Start WORKING DATA

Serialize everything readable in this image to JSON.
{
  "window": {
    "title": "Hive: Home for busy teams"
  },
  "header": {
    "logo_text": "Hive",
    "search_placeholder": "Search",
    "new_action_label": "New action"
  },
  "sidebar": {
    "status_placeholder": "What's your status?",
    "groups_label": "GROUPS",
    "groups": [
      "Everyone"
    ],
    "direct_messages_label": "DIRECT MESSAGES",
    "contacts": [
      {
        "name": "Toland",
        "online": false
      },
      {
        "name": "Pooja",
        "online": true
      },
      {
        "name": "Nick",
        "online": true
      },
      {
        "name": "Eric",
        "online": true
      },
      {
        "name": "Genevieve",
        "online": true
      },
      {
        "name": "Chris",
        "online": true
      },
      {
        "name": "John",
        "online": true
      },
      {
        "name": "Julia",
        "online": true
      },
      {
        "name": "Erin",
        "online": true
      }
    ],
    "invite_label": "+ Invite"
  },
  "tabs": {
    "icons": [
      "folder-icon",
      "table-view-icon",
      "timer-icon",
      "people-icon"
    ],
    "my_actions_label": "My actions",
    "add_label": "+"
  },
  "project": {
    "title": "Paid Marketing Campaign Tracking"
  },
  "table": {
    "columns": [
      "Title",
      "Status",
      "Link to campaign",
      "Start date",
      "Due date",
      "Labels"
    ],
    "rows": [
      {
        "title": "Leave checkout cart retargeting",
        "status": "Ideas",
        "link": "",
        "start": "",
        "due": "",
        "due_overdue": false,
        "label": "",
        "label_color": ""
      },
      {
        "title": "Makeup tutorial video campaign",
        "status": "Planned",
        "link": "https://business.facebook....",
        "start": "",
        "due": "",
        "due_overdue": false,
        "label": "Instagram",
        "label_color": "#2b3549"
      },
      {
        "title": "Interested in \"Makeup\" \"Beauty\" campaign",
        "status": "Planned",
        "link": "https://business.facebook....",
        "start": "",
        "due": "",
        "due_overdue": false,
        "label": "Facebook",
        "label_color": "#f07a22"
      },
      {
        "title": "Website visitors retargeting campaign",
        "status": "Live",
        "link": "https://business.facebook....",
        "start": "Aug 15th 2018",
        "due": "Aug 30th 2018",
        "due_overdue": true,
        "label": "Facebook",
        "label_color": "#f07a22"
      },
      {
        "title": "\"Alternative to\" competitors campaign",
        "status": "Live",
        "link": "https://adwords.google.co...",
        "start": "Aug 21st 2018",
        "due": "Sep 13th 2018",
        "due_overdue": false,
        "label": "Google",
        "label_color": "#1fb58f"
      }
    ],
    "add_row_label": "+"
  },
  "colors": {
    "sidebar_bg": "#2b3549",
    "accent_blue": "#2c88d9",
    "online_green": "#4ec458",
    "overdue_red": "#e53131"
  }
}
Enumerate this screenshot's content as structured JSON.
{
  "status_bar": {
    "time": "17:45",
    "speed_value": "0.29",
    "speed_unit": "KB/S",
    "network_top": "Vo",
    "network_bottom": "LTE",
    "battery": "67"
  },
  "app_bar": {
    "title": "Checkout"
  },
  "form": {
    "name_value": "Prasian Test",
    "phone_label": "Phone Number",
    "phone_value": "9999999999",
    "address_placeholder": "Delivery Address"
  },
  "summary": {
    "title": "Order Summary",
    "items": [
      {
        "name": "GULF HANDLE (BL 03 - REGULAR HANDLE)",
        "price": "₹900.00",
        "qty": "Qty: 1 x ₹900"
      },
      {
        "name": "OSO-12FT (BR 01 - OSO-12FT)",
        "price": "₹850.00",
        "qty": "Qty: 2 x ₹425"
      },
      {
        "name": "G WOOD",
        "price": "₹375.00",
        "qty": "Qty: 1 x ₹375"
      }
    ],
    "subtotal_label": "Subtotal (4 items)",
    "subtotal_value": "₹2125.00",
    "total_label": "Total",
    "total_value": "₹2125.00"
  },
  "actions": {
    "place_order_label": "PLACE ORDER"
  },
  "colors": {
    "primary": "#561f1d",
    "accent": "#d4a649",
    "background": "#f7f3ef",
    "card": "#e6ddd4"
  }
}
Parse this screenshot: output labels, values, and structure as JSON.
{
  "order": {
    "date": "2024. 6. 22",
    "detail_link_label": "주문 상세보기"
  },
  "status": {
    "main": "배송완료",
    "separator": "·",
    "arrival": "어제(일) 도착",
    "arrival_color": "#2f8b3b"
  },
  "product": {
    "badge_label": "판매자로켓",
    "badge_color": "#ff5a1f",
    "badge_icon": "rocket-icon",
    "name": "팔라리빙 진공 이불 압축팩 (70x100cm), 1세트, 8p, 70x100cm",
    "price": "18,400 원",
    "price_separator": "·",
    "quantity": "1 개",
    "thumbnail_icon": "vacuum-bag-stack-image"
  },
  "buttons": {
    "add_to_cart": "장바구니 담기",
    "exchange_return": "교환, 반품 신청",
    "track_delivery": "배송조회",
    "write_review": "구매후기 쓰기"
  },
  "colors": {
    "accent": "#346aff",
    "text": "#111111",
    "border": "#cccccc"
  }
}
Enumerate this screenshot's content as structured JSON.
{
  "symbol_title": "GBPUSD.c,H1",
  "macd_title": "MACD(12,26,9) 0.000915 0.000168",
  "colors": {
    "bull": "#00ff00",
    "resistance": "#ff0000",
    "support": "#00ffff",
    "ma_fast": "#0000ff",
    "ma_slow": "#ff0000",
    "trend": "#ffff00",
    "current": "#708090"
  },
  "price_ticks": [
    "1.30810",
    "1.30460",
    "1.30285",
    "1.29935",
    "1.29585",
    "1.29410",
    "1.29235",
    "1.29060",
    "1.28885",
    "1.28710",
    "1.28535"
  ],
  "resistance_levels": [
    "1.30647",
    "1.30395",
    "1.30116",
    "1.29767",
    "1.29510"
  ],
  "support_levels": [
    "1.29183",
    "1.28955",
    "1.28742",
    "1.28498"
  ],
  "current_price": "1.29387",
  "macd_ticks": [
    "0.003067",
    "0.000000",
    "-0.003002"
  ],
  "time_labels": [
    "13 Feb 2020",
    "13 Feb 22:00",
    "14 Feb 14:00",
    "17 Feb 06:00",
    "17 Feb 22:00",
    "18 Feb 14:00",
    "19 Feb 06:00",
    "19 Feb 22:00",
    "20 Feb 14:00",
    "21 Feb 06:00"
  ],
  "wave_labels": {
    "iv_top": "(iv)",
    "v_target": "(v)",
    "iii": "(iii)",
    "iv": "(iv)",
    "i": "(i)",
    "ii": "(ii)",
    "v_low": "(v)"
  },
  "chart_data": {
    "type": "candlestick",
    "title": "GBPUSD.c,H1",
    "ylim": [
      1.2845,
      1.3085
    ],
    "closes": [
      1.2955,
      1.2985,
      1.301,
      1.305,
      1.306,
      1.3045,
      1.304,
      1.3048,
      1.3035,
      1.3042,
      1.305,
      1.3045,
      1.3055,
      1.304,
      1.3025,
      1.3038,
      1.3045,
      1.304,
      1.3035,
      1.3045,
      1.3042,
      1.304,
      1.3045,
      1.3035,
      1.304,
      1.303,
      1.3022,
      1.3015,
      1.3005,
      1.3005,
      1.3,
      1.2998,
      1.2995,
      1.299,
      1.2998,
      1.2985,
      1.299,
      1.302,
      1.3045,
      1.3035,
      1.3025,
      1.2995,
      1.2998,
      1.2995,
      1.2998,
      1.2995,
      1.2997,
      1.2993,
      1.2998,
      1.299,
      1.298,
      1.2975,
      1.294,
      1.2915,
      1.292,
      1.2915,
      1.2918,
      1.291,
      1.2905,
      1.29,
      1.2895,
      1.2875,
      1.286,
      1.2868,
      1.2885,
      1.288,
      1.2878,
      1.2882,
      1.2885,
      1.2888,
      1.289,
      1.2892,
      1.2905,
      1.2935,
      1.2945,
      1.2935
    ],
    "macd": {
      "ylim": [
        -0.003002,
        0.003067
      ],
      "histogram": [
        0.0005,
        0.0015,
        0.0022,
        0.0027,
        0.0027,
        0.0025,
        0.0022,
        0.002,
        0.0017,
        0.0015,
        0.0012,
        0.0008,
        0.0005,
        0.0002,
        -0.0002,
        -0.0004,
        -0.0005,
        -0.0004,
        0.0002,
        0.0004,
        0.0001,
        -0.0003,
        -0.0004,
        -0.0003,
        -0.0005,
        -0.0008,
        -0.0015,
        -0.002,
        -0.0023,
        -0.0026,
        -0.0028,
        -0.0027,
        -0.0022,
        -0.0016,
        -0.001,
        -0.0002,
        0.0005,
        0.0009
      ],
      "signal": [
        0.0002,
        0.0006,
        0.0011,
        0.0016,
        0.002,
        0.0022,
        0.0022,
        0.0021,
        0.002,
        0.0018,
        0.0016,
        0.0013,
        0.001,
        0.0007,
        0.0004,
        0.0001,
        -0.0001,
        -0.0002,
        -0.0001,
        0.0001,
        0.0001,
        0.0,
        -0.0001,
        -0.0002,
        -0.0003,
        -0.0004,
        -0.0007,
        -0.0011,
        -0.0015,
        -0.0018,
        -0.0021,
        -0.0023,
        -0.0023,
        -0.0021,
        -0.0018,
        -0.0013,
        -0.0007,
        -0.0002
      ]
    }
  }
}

End WORKING DATA

# TASK INSTRUCTIONS
Search the data for "items". Copy every line that has it.

# EXERCISE RESULT
    "items": [
    "subtotal_label": "Subtotal (4 items)",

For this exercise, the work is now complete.